▶ [TASK INPUTS]:
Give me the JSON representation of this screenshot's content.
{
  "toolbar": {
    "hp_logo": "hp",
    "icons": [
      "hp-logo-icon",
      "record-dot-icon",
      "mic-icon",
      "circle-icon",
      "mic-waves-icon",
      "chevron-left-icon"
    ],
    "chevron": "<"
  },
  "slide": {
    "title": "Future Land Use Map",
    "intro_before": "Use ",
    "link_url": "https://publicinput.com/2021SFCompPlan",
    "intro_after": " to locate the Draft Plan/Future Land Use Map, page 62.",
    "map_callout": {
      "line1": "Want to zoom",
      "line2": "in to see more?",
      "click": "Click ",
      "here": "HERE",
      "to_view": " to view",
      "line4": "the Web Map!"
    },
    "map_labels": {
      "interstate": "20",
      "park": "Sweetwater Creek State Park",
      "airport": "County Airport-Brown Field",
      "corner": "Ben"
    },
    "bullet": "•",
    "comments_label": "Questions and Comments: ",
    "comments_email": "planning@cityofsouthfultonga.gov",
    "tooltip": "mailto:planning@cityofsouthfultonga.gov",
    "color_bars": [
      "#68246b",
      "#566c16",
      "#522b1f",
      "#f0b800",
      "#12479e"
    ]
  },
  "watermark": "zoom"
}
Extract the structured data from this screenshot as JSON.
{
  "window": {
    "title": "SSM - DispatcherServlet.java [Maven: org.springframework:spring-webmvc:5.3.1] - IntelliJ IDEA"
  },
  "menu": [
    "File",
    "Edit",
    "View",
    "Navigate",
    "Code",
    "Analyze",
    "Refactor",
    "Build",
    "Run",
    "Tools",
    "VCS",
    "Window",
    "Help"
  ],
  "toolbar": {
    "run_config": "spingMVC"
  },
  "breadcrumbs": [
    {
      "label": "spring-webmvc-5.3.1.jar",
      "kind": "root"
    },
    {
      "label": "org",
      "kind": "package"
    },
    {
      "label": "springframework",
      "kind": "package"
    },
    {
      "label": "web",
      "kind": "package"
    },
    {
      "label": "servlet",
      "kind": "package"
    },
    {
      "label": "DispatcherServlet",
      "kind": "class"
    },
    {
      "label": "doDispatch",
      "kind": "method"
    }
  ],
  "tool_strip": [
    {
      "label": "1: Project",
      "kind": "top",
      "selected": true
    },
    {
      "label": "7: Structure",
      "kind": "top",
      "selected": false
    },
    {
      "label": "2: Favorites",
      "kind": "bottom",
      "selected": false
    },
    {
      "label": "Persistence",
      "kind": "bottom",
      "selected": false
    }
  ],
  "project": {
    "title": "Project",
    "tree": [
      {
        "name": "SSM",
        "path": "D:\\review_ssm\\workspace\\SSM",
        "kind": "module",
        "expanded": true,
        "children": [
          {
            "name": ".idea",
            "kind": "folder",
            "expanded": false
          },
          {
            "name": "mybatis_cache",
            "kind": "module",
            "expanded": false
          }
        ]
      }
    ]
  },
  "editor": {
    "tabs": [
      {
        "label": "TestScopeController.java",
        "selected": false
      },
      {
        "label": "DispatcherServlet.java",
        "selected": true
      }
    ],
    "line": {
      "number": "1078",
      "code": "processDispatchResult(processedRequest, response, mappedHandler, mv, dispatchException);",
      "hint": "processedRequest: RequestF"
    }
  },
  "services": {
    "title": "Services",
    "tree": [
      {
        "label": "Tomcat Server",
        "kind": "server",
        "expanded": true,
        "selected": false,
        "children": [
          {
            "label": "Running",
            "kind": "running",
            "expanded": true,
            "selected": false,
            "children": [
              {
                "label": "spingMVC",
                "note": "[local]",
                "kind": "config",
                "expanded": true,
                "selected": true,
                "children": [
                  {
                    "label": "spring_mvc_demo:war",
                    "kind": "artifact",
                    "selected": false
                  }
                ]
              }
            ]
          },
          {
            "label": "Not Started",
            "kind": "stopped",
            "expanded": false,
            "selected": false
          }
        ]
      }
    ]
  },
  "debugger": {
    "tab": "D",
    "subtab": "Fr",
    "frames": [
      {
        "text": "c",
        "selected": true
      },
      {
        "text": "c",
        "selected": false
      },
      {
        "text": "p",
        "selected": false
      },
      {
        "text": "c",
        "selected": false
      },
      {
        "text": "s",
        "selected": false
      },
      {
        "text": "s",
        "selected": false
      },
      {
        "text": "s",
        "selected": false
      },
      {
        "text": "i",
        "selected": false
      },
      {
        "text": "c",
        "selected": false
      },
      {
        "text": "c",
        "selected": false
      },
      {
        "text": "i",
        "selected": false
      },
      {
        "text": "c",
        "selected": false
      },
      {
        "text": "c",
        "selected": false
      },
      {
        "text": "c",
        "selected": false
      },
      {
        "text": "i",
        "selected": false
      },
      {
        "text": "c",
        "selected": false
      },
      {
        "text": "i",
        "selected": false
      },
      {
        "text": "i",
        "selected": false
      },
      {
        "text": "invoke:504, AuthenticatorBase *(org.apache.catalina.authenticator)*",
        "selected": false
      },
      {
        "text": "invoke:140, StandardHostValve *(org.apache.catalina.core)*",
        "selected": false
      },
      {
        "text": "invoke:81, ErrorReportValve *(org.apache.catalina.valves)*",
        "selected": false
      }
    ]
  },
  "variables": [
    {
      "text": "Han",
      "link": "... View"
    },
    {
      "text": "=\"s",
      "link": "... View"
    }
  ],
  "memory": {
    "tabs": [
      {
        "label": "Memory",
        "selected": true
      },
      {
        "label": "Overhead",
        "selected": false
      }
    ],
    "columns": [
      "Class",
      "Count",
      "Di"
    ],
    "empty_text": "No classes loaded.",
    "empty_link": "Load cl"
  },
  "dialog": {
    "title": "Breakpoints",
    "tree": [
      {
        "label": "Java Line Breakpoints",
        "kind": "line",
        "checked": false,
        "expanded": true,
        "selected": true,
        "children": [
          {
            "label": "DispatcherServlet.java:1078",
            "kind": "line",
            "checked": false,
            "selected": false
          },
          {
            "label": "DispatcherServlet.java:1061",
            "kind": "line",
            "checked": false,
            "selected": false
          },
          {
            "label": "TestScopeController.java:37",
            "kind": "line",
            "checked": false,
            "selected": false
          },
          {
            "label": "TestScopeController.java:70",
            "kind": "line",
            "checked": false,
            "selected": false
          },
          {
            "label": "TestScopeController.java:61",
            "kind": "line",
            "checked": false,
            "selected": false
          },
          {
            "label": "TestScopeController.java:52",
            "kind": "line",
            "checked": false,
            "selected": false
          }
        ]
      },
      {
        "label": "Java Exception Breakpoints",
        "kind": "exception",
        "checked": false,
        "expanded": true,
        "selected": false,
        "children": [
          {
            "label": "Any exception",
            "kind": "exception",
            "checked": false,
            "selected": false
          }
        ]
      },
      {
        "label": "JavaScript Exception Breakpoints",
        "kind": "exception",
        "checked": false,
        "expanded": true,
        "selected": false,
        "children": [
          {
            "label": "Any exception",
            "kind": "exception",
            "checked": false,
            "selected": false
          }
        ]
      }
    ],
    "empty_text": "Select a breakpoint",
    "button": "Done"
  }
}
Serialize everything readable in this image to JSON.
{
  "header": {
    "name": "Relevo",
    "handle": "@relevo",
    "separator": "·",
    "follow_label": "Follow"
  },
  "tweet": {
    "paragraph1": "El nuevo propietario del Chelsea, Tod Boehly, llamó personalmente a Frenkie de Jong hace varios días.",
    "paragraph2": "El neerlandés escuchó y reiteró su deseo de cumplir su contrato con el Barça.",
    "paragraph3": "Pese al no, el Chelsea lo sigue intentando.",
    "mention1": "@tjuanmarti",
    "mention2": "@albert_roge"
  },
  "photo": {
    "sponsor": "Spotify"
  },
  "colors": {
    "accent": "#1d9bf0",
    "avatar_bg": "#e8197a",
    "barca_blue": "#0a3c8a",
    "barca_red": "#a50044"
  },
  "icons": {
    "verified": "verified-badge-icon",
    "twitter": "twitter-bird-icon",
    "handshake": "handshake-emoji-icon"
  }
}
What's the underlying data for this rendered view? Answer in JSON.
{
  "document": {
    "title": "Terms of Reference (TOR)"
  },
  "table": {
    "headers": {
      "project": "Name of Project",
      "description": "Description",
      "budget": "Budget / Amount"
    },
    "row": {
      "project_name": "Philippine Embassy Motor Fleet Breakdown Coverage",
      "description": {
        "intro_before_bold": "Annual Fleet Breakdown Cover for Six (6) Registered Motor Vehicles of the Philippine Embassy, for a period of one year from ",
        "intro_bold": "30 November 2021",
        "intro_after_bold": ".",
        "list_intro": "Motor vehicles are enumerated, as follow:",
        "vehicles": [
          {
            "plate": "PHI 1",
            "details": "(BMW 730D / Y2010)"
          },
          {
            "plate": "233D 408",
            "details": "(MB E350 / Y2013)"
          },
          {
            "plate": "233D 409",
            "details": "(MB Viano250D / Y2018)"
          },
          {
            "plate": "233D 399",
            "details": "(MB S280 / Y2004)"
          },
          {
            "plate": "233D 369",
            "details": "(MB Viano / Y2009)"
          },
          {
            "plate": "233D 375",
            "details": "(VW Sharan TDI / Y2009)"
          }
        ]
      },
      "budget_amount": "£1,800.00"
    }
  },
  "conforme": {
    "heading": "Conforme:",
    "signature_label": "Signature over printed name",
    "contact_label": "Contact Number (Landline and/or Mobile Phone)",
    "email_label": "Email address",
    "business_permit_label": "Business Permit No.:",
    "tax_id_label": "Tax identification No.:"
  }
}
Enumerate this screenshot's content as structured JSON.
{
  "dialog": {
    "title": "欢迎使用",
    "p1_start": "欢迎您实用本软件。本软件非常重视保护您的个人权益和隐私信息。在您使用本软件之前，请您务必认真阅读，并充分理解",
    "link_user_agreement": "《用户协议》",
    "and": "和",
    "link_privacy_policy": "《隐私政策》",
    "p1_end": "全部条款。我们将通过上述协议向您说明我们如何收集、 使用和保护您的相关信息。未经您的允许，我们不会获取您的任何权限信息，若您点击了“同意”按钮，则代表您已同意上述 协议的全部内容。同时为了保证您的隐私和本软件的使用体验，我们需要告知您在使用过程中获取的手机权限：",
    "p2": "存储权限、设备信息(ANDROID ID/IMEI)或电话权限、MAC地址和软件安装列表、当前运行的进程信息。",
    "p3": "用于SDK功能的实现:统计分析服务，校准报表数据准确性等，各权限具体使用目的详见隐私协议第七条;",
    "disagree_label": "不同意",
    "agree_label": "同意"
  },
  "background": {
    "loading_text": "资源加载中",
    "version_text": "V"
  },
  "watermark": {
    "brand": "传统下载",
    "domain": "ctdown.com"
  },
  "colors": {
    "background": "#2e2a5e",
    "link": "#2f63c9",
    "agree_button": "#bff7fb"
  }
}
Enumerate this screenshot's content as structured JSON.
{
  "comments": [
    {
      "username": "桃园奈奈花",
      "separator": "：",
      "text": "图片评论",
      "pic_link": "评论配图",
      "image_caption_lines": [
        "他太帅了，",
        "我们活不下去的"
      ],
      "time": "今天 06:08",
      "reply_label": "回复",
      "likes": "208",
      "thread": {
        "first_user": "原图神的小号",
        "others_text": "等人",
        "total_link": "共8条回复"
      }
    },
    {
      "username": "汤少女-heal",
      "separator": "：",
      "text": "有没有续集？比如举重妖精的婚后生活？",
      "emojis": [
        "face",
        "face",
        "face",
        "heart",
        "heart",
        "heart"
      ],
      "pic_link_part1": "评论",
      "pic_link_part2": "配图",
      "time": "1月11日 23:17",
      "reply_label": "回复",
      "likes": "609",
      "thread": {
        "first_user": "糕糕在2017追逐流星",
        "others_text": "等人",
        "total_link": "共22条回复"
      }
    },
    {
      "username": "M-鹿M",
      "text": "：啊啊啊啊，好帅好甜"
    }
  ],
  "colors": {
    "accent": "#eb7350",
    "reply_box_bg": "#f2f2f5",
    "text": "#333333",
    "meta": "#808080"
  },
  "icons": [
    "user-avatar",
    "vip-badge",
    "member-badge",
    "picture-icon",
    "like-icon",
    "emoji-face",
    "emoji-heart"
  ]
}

▶ [DO THIS]:
Look through the listing above. Pick out each line with "planning" and copy it.

▶ [SOLVED EXERCISE]:
    "comments_email": "planning@cityofsouthfultonga.gov",
    "tooltip": "mailto:planning@cityofsouthfultonga.gov",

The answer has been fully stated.